-- EXERCISE BRIEF --
Search the listing below for "minmax". Copy each matching line.
━━━ RECORDS PROVIDED ━━━
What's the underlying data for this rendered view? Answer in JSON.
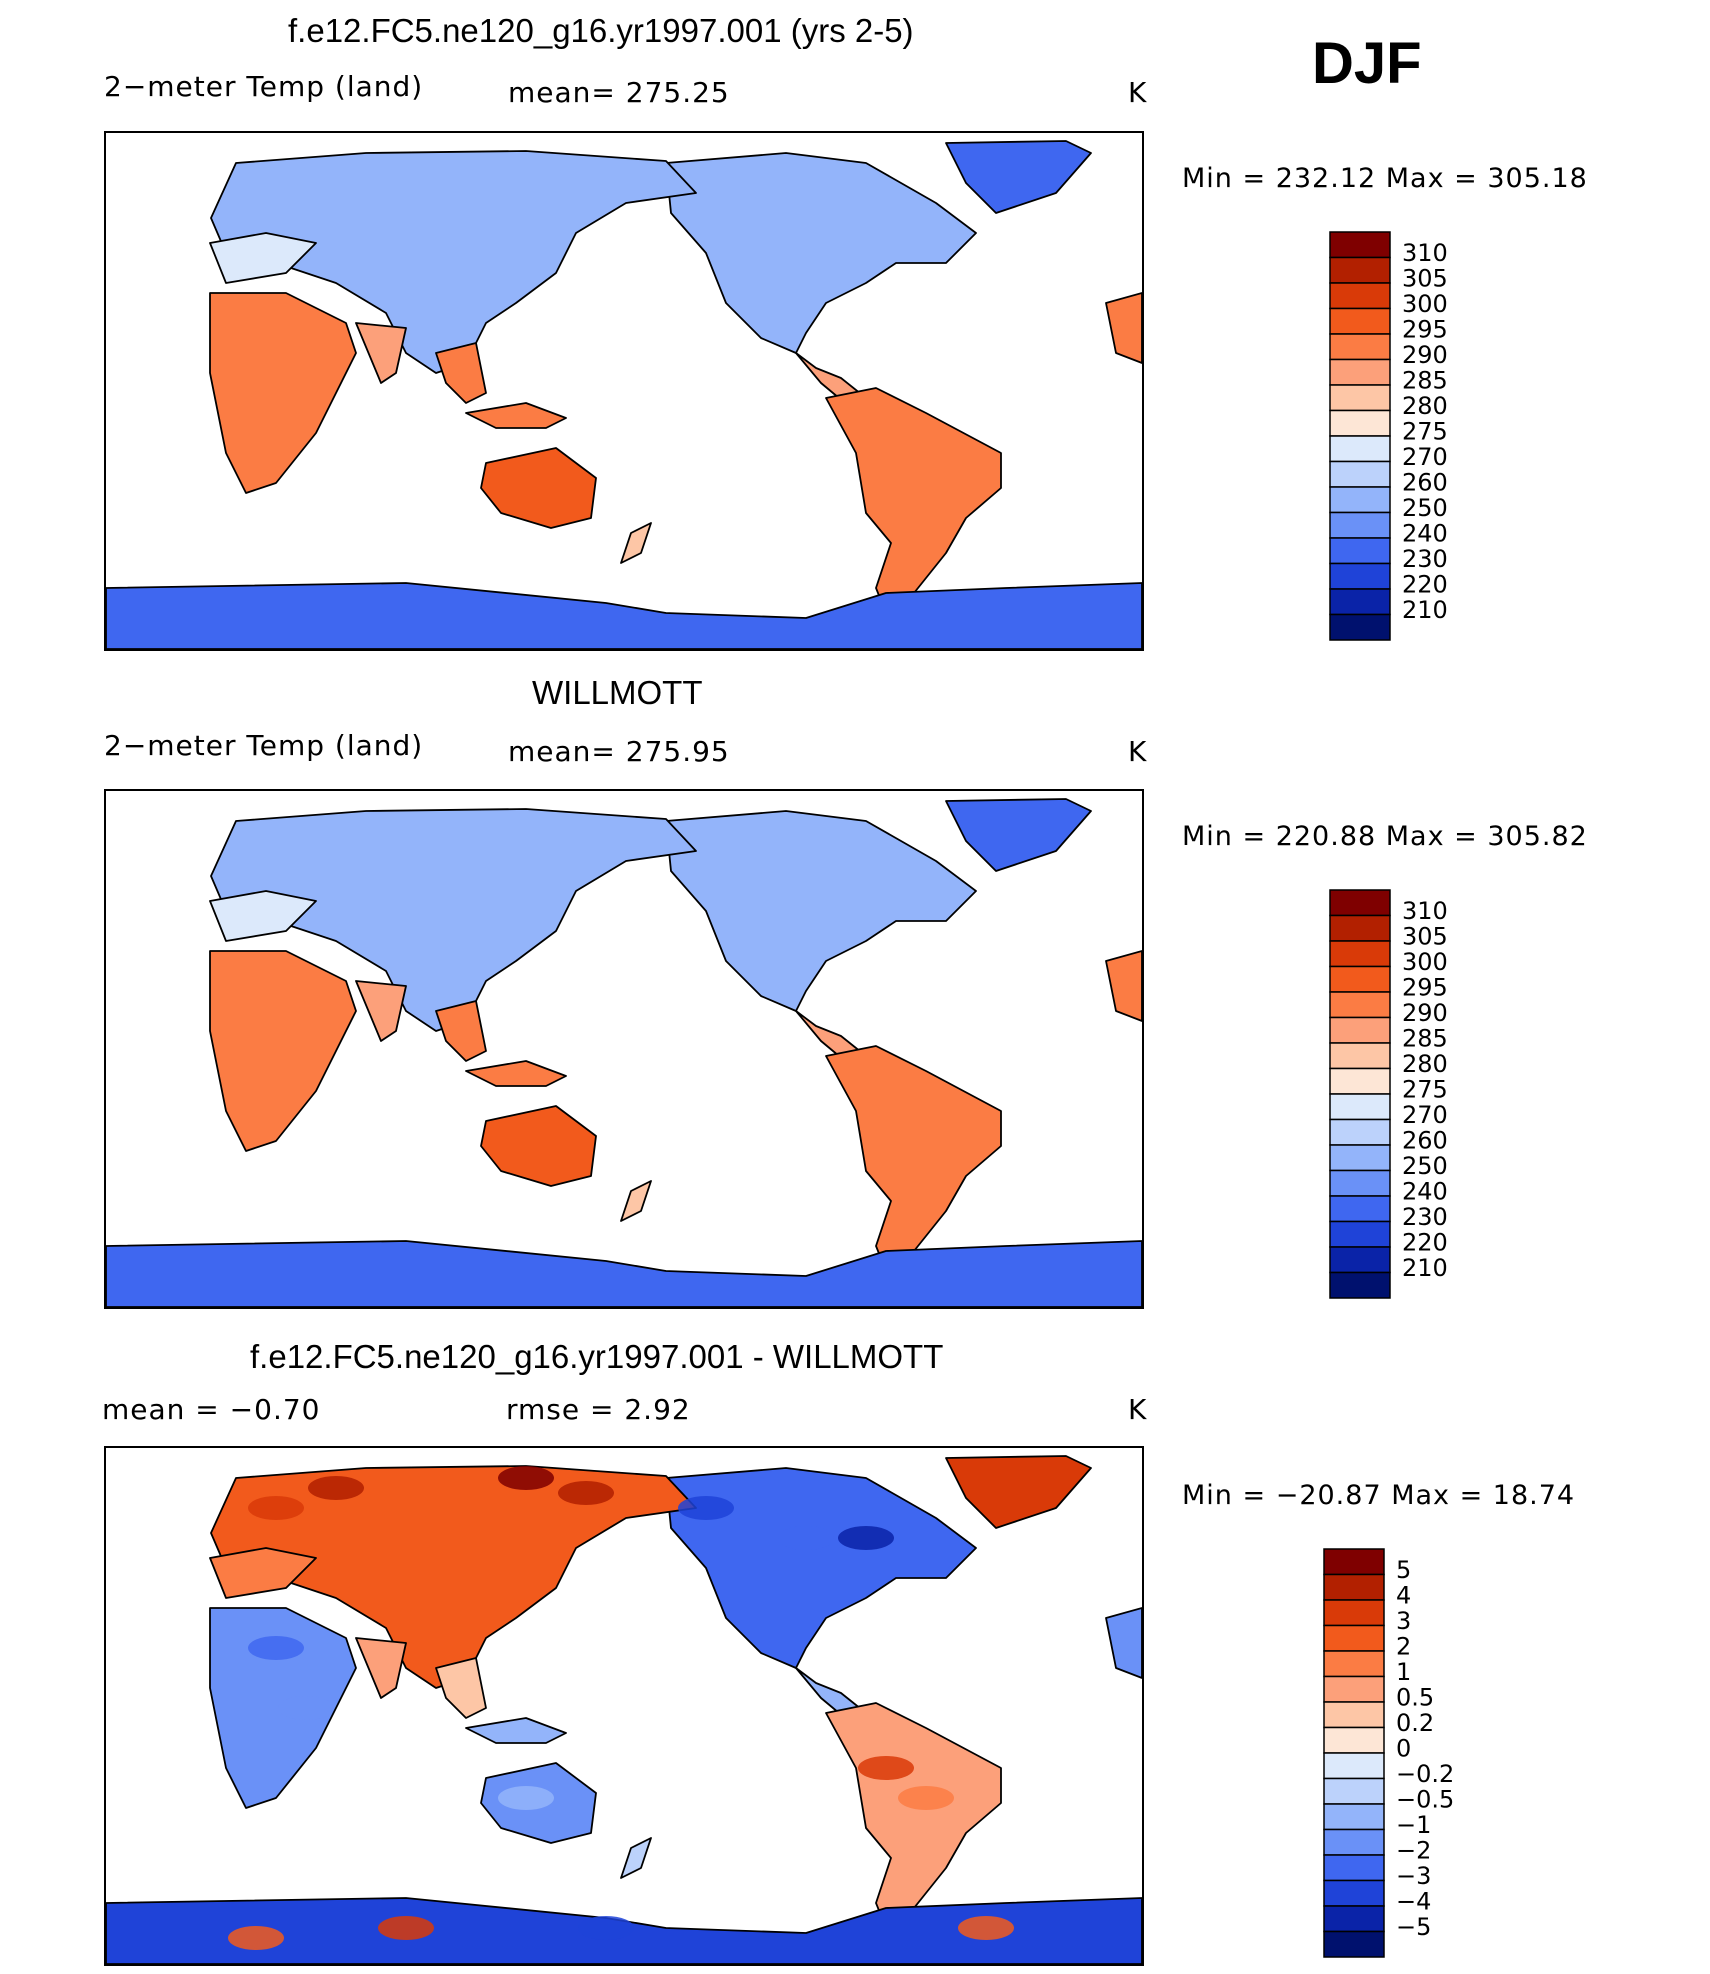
{
  "season": "DJF",
  "units": "K",
  "panels": [
    {
      "title": "f.e12.FC5.ne120_g16.yr1997.001 (yrs 2-5)",
      "variable": "2−meter Temp (land)",
      "stat_text": "mean=  275.25",
      "units": "K",
      "minmax": "Min  =  232.12  Max  =  305.18",
      "legend": [
        "310",
        "305",
        "300",
        "295",
        "290",
        "285",
        "280",
        "275",
        "270",
        "260",
        "250",
        "240",
        "230",
        "220",
        "210"
      ]
    },
    {
      "title": "WILLMOTT",
      "variable": "2−meter Temp (land)",
      "stat_text": "mean=  275.95",
      "units": "K",
      "minmax": "Min  =  220.88  Max  =  305.82",
      "legend": [
        "310",
        "305",
        "300",
        "295",
        "290",
        "285",
        "280",
        "275",
        "270",
        "260",
        "250",
        "240",
        "230",
        "220",
        "210"
      ]
    },
    {
      "title": "f.e12.FC5.ne120_g16.yr1997.001 - WILLMOTT",
      "variable": "mean  =    −0.70",
      "stat_text": "rmse  =     2.92",
      "units": "K",
      "minmax": "Min  =  −20.87  Max  =    18.74",
      "legend": [
        "5",
        "4",
        "3",
        "2",
        "1",
        "0.5",
        "0.2",
        "0",
        "−0.2",
        "−0.5",
        "−1",
        "−2",
        "−3",
        "−4",
        "−5"
      ]
    }
  ],
  "colors": {
    "abs_scale": [
      "#7f0000",
      "#b22000",
      "#d93a08",
      "#f25a1c",
      "#fb7c44",
      "#fca07a",
      "#fdc6a6",
      "#fde6d6",
      "#dce9fb",
      "#bcd2fb",
      "#93b4fa",
      "#6a91f7",
      "#3f67f0",
      "#1f43d8",
      "#0a23a8",
      "#00116e"
    ],
    "diff_scale": [
      "#7f0000",
      "#b22000",
      "#d93a08",
      "#f25a1c",
      "#fb7c44",
      "#fca07a",
      "#fdc6a6",
      "#fde6d6",
      "#dce9fb",
      "#bcd2fb",
      "#93b4fa",
      "#6a91f7",
      "#3f67f0",
      "#1f43d8",
      "#0a23a8",
      "#00116e"
    ]
  }
}
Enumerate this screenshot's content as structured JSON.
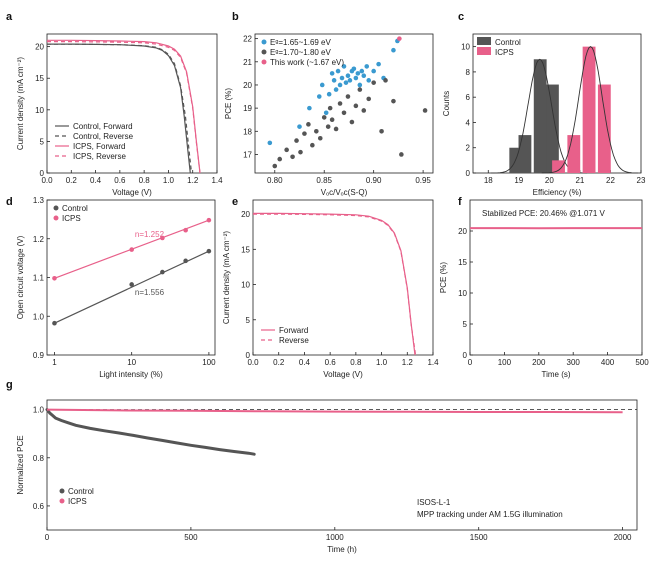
{
  "colors": {
    "control": "#555555",
    "icps": "#e8608a",
    "blue": "#3a9ad0",
    "gauss": "#333333"
  },
  "chart_data": [
    {
      "type": "line",
      "label": "a",
      "xlabel": "Voltage (V)",
      "ylabel": "Current density (mA cm⁻²)",
      "xlim": [
        0,
        1.4
      ],
      "ylim": [
        0,
        22
      ],
      "xticks": [
        "0.0",
        "0.2",
        "0.4",
        "0.6",
        "0.8",
        "1.0",
        "1.2",
        "1.4"
      ],
      "yticks": [
        "0",
        "5",
        "10",
        "15",
        "20"
      ],
      "legend": "bottom-left",
      "series": [
        {
          "name": "Control, Forward",
          "color": "control",
          "dash": false,
          "x": [
            0,
            0.2,
            0.4,
            0.6,
            0.8,
            0.9,
            0.95,
            1.0,
            1.05,
            1.1,
            1.13,
            1.16,
            1.18
          ],
          "y": [
            20.4,
            20.4,
            20.35,
            20.3,
            20.1,
            19.8,
            19.4,
            18.6,
            17.0,
            13.5,
            9.0,
            3.5,
            0
          ]
        },
        {
          "name": "Control, Reverse",
          "color": "control",
          "dash": true,
          "x": [
            0,
            0.2,
            0.4,
            0.6,
            0.8,
            0.9,
            0.95,
            1.0,
            1.05,
            1.1,
            1.14,
            1.17,
            1.19
          ],
          "y": [
            20.4,
            20.4,
            20.35,
            20.3,
            20.15,
            19.9,
            19.5,
            18.8,
            17.3,
            13.8,
            9.0,
            3.5,
            0
          ]
        },
        {
          "name": "ICPS, Forward",
          "color": "icps",
          "dash": false,
          "x": [
            0,
            0.2,
            0.4,
            0.6,
            0.8,
            0.9,
            1.0,
            1.05,
            1.1,
            1.15,
            1.2,
            1.23,
            1.26
          ],
          "y": [
            21.0,
            21.0,
            20.95,
            20.9,
            20.8,
            20.6,
            20.1,
            19.6,
            18.5,
            16.0,
            10.5,
            5.0,
            0
          ]
        },
        {
          "name": "ICPS, Reverse",
          "color": "icps",
          "dash": true,
          "x": [
            0,
            0.2,
            0.4,
            0.6,
            0.8,
            0.9,
            1.0,
            1.05,
            1.1,
            1.15,
            1.2,
            1.23,
            1.26
          ],
          "y": [
            20.8,
            20.8,
            20.75,
            20.7,
            20.6,
            20.4,
            19.9,
            19.4,
            18.3,
            15.8,
            10.3,
            4.8,
            0
          ]
        }
      ]
    },
    {
      "type": "scatter",
      "label": "b",
      "xlabel": "Vₒc/Vₒc(S-Q)",
      "ylabel": "PCE (%)",
      "xlim": [
        0.78,
        0.96
      ],
      "ylim": [
        16.2,
        22.2
      ],
      "xticks": [
        "0.80",
        "0.85",
        "0.90",
        "0.95"
      ],
      "xtickvals": [
        0.8,
        0.85,
        0.9,
        0.95
      ],
      "yticks": [
        "17",
        "18",
        "19",
        "20",
        "21",
        "22"
      ],
      "legend": "top-left",
      "series": [
        {
          "name": "Eᵍ=1.65~1.69 eV",
          "color": "blue",
          "x": [
            0.795,
            0.825,
            0.835,
            0.845,
            0.848,
            0.852,
            0.855,
            0.858,
            0.86,
            0.862,
            0.864,
            0.866,
            0.868,
            0.87,
            0.872,
            0.874,
            0.876,
            0.878,
            0.88,
            0.882,
            0.884,
            0.886,
            0.888,
            0.89,
            0.893,
            0.895,
            0.9,
            0.905,
            0.91,
            0.92,
            0.924
          ],
          "y": [
            17.5,
            18.2,
            19.0,
            19.5,
            20.0,
            18.8,
            19.6,
            20.5,
            20.2,
            19.8,
            20.6,
            20.0,
            20.3,
            20.8,
            20.1,
            20.4,
            20.2,
            20.6,
            20.7,
            20.3,
            20.5,
            20.0,
            20.6,
            20.4,
            20.8,
            20.2,
            20.6,
            20.9,
            20.3,
            21.5,
            21.9
          ]
        },
        {
          "name": "Eᵍ=1.70~1.80 eV",
          "color": "control",
          "x": [
            0.8,
            0.805,
            0.812,
            0.818,
            0.822,
            0.826,
            0.83,
            0.834,
            0.838,
            0.842,
            0.846,
            0.85,
            0.854,
            0.856,
            0.858,
            0.862,
            0.866,
            0.87,
            0.874,
            0.878,
            0.882,
            0.886,
            0.89,
            0.895,
            0.9,
            0.908,
            0.912,
            0.92,
            0.928,
            0.952
          ],
          "y": [
            16.5,
            16.8,
            17.2,
            16.9,
            17.6,
            17.1,
            17.9,
            18.3,
            17.4,
            18.0,
            17.7,
            18.6,
            18.2,
            19.0,
            18.5,
            18.1,
            19.2,
            18.8,
            19.5,
            18.4,
            19.1,
            19.8,
            18.9,
            19.4,
            20.1,
            18.0,
            20.2,
            19.3,
            17.0,
            18.9
          ]
        },
        {
          "name": "This work (~1.67 eV)",
          "color": "icps",
          "x": [
            0.926
          ],
          "y": [
            22.0
          ]
        }
      ]
    },
    {
      "type": "bar",
      "label": "c",
      "xlabel": "Efficiency (%)",
      "ylabel": "Counts",
      "xlim": [
        17.5,
        23
      ],
      "ylim": [
        0,
        11
      ],
      "xticks": [
        "18",
        "19",
        "20",
        "21",
        "22",
        "23"
      ],
      "yticks": [
        "0",
        "2",
        "4",
        "6",
        "8",
        "10"
      ],
      "legend": "top-right",
      "series": [
        {
          "name": "Control",
          "color": "control",
          "x": [
            18.9,
            19.2,
            19.7,
            20.1
          ],
          "values": [
            2,
            3,
            9,
            7
          ]
        },
        {
          "name": "ICPS",
          "color": "icps",
          "x": [
            20.3,
            20.8,
            21.3,
            21.8
          ],
          "values": [
            1,
            3,
            10,
            7
          ]
        }
      ]
    },
    {
      "type": "scatter",
      "label": "d",
      "xlabel": "Light intensity  (%)",
      "ylabel": "Open circuit voltage (V)",
      "xscale": "log",
      "xlim": [
        0.8,
        120
      ],
      "ylim": [
        0.9,
        1.3
      ],
      "xticks": [
        "1",
        "10",
        "100"
      ],
      "xtickvals": [
        1,
        10,
        100
      ],
      "yticks": [
        "0.9",
        "1.0",
        "1.1",
        "1.2",
        "1.3"
      ],
      "legend": "top-left",
      "annotations": [
        {
          "text": "n=1.252",
          "color": "icps"
        },
        {
          "text": "n=1.556",
          "color": "control"
        }
      ],
      "series": [
        {
          "name": "Control",
          "color": "control",
          "x": [
            1,
            10,
            25,
            50,
            100
          ],
          "y": [
            0.982,
            1.082,
            1.114,
            1.143,
            1.168
          ]
        },
        {
          "name": "ICPS",
          "color": "icps",
          "x": [
            1,
            10,
            25,
            50,
            100
          ],
          "y": [
            1.098,
            1.172,
            1.202,
            1.222,
            1.248
          ]
        }
      ]
    },
    {
      "type": "line",
      "label": "e",
      "xlabel": "Voltage (V)",
      "ylabel": "Current density (mA cm⁻²)",
      "xlim": [
        0,
        1.4
      ],
      "ylim": [
        0,
        22
      ],
      "xticks": [
        "0.0",
        "0.2",
        "0.4",
        "0.6",
        "0.8",
        "1.0",
        "1.2",
        "1.4"
      ],
      "yticks": [
        "0",
        "5",
        "10",
        "15",
        "20"
      ],
      "legend": "bottom-left",
      "series": [
        {
          "name": "Forward",
          "color": "icps",
          "dash": false,
          "x": [
            0,
            0.2,
            0.4,
            0.6,
            0.8,
            0.9,
            1.0,
            1.05,
            1.1,
            1.15,
            1.2,
            1.23,
            1.26
          ],
          "y": [
            20.1,
            20.1,
            20.05,
            20.0,
            19.9,
            19.7,
            19.1,
            18.5,
            17.3,
            14.8,
            9.5,
            4.5,
            0
          ]
        },
        {
          "name": "Reverse",
          "color": "icps",
          "dash": true,
          "x": [
            0,
            0.2,
            0.4,
            0.6,
            0.8,
            0.9,
            1.0,
            1.05,
            1.1,
            1.15,
            1.2,
            1.23,
            1.265
          ],
          "y": [
            20.0,
            20.0,
            19.95,
            19.9,
            19.8,
            19.6,
            19.0,
            18.4,
            17.2,
            14.7,
            9.4,
            4.4,
            0
          ]
        }
      ]
    },
    {
      "type": "line",
      "label": "f",
      "xlabel": "Time (s)",
      "ylabel": "PCE (%)",
      "xlim": [
        0,
        500
      ],
      "ylim": [
        0,
        25
      ],
      "xticks": [
        "0",
        "100",
        "200",
        "300",
        "400",
        "500"
      ],
      "yticks": [
        "0",
        "5",
        "10",
        "15",
        "20"
      ],
      "annotation": "Stabilized PCE: 20.46%  @1.071 V",
      "series": [
        {
          "name": "",
          "color": "icps",
          "x": [
            0,
            100,
            200,
            300,
            400,
            500
          ],
          "y": [
            20.46,
            20.46,
            20.45,
            20.46,
            20.46,
            20.46
          ]
        }
      ]
    },
    {
      "type": "line",
      "label": "g",
      "xlabel": "Time (h)",
      "ylabel": "Normalized PCE",
      "xlim": [
        0,
        2050
      ],
      "ylim": [
        0.5,
        1.04
      ],
      "xticks": [
        "0",
        "500",
        "1000",
        "1500",
        "2000"
      ],
      "yticks": [
        "0.6",
        "0.8",
        "1.0"
      ],
      "legend": "bottom-left",
      "note_lines": [
        "ISOS-L-1",
        "MPP tracking under AM 1.5G illumination"
      ],
      "series": [
        {
          "name": "Control",
          "color": "control",
          "x": [
            0,
            10,
            20,
            30,
            50,
            75,
            100,
            150,
            200,
            250,
            300,
            350,
            400,
            450,
            500,
            550,
            600,
            650,
            700,
            720
          ],
          "y": [
            1.0,
            0.985,
            0.975,
            0.965,
            0.955,
            0.945,
            0.935,
            0.922,
            0.912,
            0.903,
            0.893,
            0.882,
            0.872,
            0.862,
            0.852,
            0.843,
            0.834,
            0.826,
            0.819,
            0.815
          ]
        },
        {
          "name": "ICPS",
          "color": "icps",
          "x": [
            0,
            250,
            500,
            750,
            1000,
            1250,
            1500,
            1750,
            2000
          ],
          "y": [
            1.0,
            0.997,
            0.995,
            0.993,
            0.992,
            0.991,
            0.99,
            0.99,
            0.989
          ]
        }
      ]
    }
  ]
}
━━━
-- EXERCISE RESULT --
      "minmax": "Min  =  232.12  Max  =  305.18",
      "minmax": "Min  =  220.88  Max  =  305.82",
      "minmax": "Min  =  −20.87  Max  =    18.74",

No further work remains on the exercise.